• _Records supplied_
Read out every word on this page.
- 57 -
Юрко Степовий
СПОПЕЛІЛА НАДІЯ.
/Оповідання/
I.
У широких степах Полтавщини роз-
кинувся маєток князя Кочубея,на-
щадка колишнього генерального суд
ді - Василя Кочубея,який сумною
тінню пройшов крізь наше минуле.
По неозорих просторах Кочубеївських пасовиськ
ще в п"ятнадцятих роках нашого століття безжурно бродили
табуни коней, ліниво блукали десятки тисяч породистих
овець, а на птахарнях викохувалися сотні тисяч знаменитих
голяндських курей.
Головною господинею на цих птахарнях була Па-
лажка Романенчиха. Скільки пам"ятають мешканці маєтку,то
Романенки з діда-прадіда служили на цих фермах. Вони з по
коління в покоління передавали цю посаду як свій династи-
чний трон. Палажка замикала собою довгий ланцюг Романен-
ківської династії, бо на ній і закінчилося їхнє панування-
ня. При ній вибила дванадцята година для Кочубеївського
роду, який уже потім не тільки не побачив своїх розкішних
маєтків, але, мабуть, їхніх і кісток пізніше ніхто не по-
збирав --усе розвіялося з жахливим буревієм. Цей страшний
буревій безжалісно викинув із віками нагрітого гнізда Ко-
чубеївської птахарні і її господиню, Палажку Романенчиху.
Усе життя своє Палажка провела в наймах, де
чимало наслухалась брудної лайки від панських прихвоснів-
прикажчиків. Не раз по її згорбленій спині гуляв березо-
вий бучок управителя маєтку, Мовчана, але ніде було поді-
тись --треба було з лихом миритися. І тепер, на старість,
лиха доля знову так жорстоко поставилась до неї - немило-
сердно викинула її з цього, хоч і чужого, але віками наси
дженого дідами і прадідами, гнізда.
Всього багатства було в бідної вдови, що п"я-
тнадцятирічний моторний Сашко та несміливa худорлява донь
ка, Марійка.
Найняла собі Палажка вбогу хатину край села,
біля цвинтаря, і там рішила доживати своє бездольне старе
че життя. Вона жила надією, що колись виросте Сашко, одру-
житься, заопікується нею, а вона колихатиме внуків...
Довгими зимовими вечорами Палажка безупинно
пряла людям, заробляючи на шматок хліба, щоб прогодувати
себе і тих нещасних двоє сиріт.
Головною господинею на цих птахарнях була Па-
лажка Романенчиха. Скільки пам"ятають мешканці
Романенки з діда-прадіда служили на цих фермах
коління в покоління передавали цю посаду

• _Exercise requirements_
Go through the records and gather the lines that hold "передавали".

• _Exercise response_
коління в покоління передавали цю посаду як свій династи-
коління в покоління передавали цю посаду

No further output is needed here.